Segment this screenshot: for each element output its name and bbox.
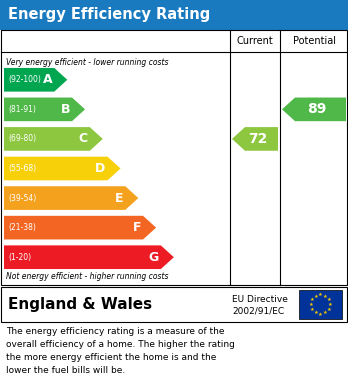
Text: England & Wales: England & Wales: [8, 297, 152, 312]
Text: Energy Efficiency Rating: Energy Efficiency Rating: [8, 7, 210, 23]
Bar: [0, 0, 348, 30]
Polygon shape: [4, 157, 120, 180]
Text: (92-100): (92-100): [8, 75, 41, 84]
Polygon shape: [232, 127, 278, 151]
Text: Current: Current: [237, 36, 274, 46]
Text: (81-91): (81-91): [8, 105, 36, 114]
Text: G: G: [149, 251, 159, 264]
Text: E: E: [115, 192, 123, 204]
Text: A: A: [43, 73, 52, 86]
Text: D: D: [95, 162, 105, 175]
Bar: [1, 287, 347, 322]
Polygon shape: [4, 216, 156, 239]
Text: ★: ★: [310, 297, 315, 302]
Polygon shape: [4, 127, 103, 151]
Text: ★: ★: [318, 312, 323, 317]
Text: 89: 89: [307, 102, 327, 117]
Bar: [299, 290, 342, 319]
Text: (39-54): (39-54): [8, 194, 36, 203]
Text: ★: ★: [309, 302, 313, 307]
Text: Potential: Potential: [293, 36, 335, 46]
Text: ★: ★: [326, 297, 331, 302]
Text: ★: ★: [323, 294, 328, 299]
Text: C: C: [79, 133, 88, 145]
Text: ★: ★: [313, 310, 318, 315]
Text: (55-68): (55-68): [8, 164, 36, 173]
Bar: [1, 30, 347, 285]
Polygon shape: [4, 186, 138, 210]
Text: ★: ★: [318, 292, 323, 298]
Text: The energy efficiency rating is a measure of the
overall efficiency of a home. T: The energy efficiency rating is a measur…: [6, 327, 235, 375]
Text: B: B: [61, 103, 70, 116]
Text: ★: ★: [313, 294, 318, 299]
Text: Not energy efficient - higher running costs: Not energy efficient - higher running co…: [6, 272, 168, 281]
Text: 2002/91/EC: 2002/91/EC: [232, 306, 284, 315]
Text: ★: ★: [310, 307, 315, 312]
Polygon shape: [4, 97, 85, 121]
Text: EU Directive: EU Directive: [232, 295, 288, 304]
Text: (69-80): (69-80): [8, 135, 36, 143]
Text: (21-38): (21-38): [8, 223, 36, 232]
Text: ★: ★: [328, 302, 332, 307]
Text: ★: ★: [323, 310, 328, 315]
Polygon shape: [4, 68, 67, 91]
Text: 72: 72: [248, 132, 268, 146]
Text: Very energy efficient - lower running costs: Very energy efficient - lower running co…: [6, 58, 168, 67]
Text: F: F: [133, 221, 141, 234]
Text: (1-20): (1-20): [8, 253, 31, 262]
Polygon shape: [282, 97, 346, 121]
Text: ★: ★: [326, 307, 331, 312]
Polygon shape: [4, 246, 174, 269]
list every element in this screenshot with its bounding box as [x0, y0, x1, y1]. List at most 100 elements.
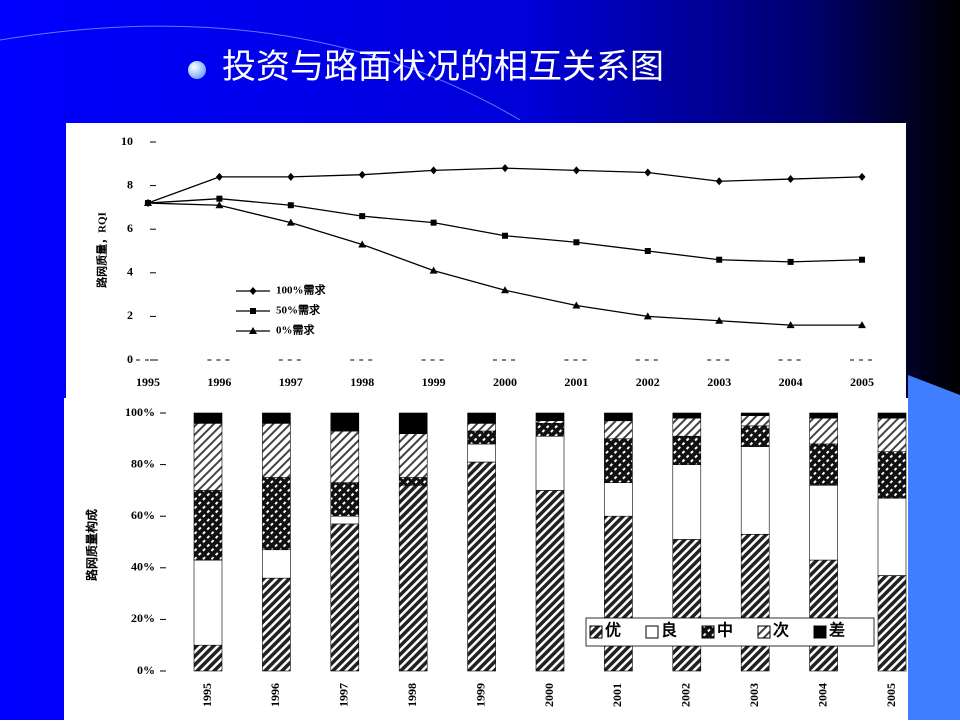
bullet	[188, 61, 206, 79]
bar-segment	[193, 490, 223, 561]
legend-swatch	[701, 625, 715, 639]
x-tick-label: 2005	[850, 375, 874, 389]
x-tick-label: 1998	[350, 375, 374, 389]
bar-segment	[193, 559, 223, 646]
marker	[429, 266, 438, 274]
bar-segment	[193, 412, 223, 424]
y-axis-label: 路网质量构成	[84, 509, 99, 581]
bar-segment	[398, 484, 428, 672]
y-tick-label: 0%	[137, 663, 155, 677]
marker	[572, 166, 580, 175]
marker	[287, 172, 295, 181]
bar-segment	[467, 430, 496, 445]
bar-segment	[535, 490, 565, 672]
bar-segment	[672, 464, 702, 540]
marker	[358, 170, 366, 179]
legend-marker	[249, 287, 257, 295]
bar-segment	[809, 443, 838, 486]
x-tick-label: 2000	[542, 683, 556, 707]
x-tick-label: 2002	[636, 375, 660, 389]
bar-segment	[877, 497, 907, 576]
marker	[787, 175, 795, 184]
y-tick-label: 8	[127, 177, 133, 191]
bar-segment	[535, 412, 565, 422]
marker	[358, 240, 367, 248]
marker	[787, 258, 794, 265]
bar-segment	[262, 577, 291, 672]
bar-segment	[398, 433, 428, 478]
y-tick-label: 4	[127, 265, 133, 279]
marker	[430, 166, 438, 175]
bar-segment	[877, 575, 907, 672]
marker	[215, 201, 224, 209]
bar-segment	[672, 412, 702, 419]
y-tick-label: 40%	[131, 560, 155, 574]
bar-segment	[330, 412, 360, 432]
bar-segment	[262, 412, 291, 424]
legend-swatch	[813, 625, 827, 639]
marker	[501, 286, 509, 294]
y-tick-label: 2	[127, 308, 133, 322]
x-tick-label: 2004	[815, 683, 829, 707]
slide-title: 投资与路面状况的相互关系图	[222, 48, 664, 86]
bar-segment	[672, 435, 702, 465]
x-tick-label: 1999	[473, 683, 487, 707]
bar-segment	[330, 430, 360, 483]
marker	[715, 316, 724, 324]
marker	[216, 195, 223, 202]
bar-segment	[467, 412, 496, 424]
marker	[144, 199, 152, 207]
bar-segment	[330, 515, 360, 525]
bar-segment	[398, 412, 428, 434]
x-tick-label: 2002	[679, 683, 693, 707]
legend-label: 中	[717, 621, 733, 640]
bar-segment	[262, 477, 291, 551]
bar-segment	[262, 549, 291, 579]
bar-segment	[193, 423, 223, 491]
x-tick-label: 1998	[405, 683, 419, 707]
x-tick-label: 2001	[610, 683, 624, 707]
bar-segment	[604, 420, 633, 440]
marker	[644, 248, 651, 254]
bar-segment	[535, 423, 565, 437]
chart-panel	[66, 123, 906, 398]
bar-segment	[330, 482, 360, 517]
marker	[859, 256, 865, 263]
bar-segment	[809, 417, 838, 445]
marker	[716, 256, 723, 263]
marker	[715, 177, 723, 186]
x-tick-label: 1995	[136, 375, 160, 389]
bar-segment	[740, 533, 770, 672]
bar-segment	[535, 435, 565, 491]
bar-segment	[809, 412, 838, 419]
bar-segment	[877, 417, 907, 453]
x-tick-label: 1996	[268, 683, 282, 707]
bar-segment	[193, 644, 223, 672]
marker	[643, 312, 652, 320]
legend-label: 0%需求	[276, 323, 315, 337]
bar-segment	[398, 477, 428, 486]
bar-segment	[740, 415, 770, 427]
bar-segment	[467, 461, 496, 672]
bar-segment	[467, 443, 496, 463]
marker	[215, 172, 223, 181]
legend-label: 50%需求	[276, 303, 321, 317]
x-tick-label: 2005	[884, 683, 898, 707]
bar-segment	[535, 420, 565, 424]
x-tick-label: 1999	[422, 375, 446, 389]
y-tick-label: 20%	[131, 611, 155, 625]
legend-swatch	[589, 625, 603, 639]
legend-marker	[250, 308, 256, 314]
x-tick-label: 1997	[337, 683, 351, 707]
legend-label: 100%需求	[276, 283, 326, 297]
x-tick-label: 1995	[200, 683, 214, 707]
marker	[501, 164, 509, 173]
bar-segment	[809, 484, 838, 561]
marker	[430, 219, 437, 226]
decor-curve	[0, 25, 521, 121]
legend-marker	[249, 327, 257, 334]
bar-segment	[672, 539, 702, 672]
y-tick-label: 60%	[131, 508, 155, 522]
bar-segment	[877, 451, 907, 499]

==

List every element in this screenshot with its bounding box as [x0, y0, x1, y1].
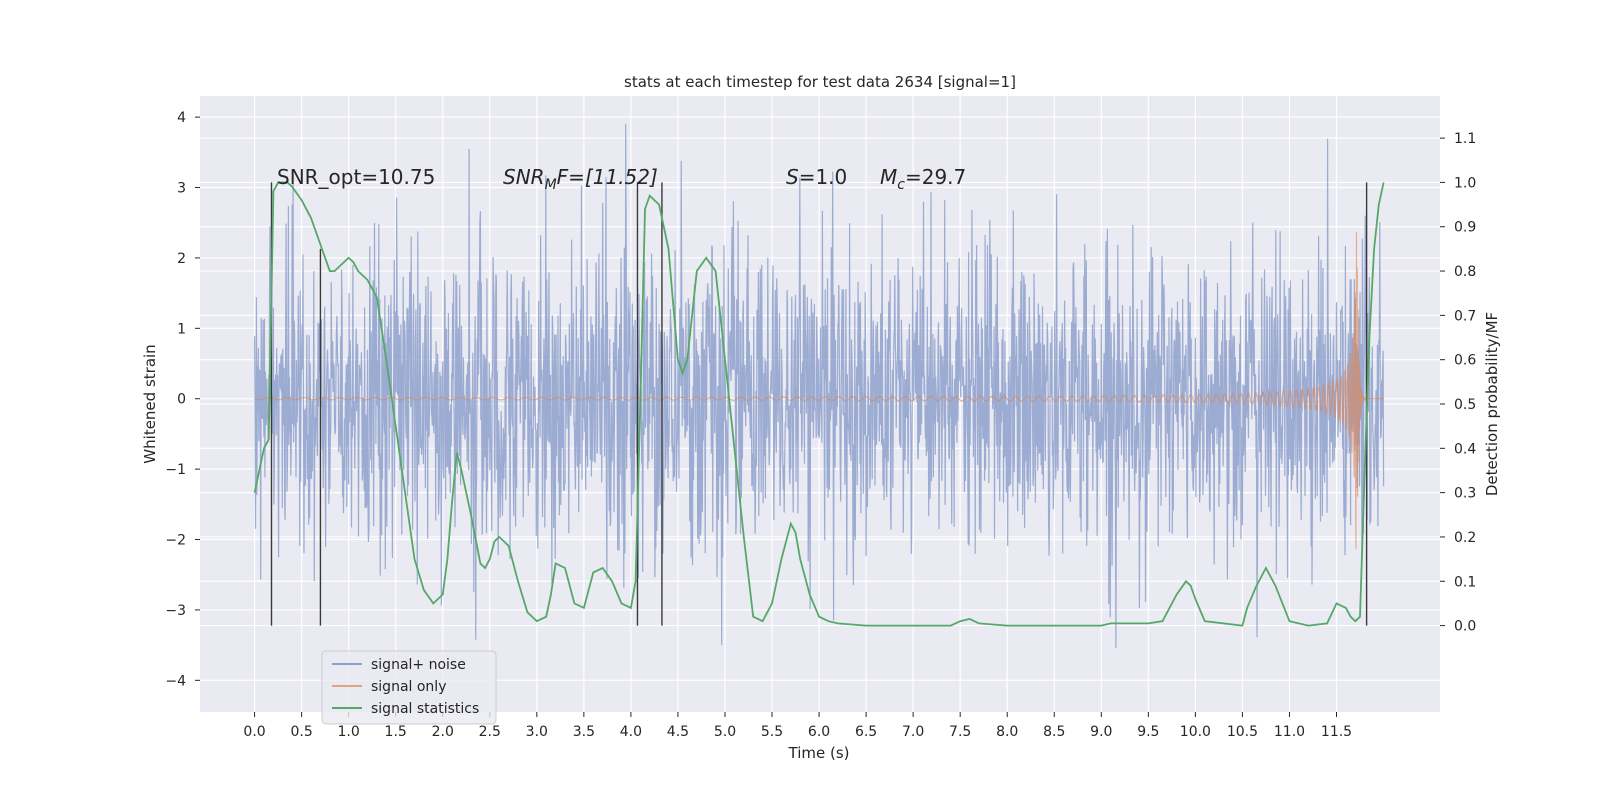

■ WHAT YOU HAVE TO DO
Retype the stretch from the line containing "most 100 elements." through the line containing "170, 366, 179]", keeping every line as it stands but leaving out any pictures.

■ ANSWER FOR THE TASK
list every element in this screenshot with its bounding box as [x0, y0, x1, y1]. List at most 100 elements.
bullet	[188, 61, 206, 79]
bar-segment	[193, 490, 223, 561]
legend-swatch	[701, 625, 715, 639]
x-tick-label: 2005	[850, 375, 874, 389]
x-tick-label: 1998	[350, 375, 374, 389]
bar-segment	[193, 559, 223, 646]
marker	[429, 266, 438, 274]
bar-segment	[193, 412, 223, 424]
y-axis-label: 路网质量构成	[84, 509, 99, 581]
bar-segment	[398, 484, 428, 672]
y-tick-label: 0%	[137, 663, 155, 677]
marker	[572, 166, 580, 175]
marker	[287, 172, 295, 181]
bar-segment	[467, 430, 496, 445]
bar-segment	[535, 490, 565, 672]
bar-segment	[672, 464, 702, 540]
marker	[358, 170, 366, 179]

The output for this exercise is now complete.